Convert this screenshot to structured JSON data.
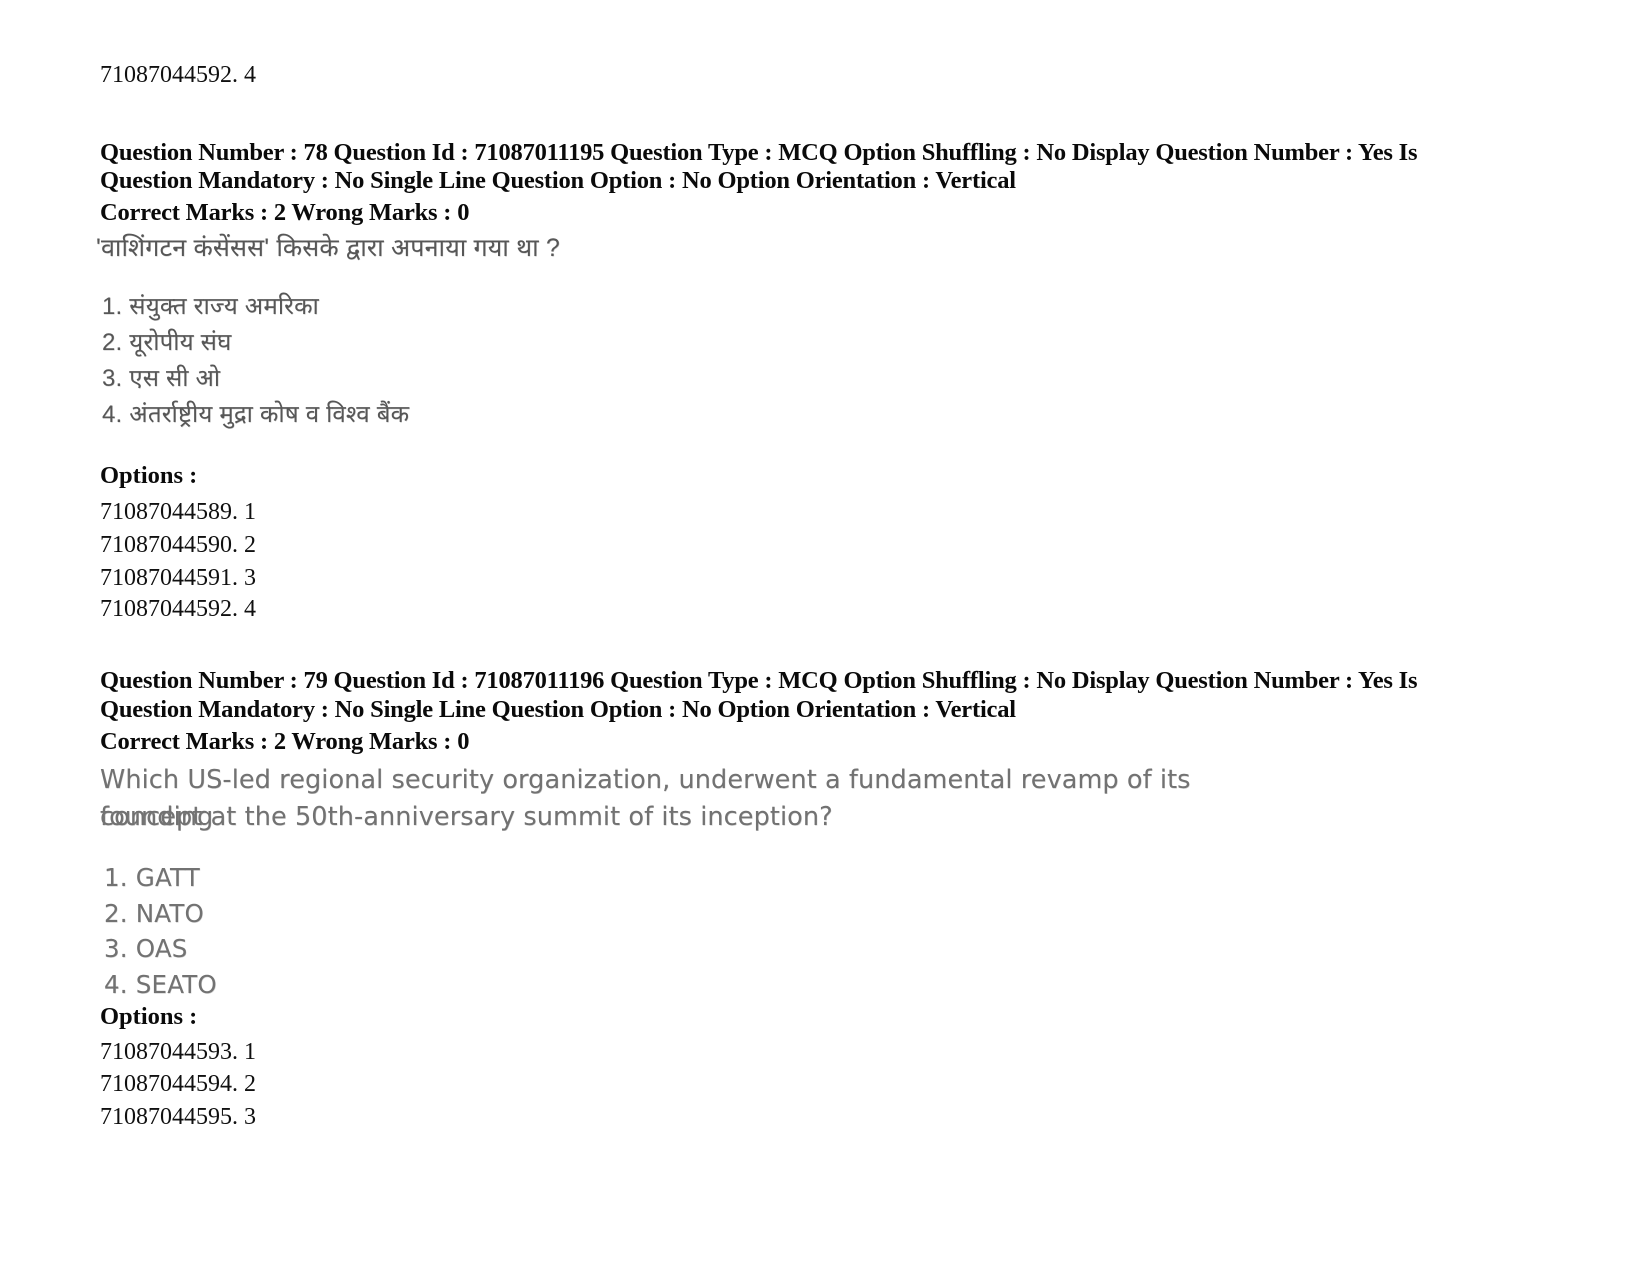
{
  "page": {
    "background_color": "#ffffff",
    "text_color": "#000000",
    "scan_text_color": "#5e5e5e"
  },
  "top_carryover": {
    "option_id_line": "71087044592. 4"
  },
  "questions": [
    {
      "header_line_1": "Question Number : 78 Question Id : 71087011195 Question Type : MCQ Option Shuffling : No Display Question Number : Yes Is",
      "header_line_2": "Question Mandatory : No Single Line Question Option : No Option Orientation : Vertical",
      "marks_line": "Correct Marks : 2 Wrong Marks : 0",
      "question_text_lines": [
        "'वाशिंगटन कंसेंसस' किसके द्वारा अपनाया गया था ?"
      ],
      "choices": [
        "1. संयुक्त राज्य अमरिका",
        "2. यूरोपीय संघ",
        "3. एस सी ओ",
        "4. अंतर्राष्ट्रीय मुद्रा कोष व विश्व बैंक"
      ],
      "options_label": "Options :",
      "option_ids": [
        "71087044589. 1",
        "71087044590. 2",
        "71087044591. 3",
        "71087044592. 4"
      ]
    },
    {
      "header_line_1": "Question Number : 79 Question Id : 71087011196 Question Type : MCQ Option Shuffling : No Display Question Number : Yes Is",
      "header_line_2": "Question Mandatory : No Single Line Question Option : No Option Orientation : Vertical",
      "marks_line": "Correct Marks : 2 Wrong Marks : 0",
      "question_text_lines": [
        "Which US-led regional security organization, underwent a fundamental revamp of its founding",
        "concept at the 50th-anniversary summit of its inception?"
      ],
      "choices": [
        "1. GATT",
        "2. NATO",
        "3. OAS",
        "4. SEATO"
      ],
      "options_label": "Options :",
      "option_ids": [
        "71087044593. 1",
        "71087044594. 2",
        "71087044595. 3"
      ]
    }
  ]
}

- [Given instruction]: Write the material out again exactly as it appears, dropping the pictures.

- [Finished exercise]:
Convert this screenshot to structured JSON data.
{
  "page": {
    "background_color": "#ffffff",
    "text_color": "#000000",
    "scan_text_color": "#5e5e5e"
  },
  "top_carryover": {
    "option_id_line": "71087044592. 4"
  },
  "questions": [
    {
      "header_line_1": "Question Number : 78 Question Id : 71087011195 Question Type : MCQ Option Shuffling : No Display Question Number : Yes Is",
      "header_line_2": "Question Mandatory : No Single Line Question Option : No Option Orientation : Vertical",
      "marks_line": "Correct Marks : 2 Wrong Marks : 0",
      "question_text_lines": [
        "'वाशिंगटन कंसेंसस' किसके द्वारा अपनाया गया था ?"
      ],
      "choices": [
        "1. संयुक्त राज्य अमरिका",
        "2. यूरोपीय संघ",
        "3. एस सी ओ",
        "4. अंतर्राष्ट्रीय मुद्रा कोष व विश्व बैंक"
      ],
      "options_label": "Options :",
      "option_ids": [
        "71087044589. 1",
        "71087044590. 2",
        "71087044591. 3",
        "71087044592. 4"
      ]
    },
    {
      "header_line_1": "Question Number : 79 Question Id : 71087011196 Question Type : MCQ Option Shuffling : No Display Question Number : Yes Is",
      "header_line_2": "Question Mandatory : No Single Line Question Option : No Option Orientation : Vertical",
      "marks_line": "Correct Marks : 2 Wrong Marks : 0",
      "question_text_lines": [
        "Which US-led regional security organization, underwent a fundamental revamp of its founding",
        "concept at the 50th-anniversary summit of its inception?"
      ],
      "choices": [
        "1. GATT",
        "2. NATO",
        "3. OAS",
        "4. SEATO"
      ],
      "options_label": "Options :",
      "option_ids": [
        "71087044593. 1",
        "71087044594. 2",
        "71087044595. 3"
      ]
    }
  ]
}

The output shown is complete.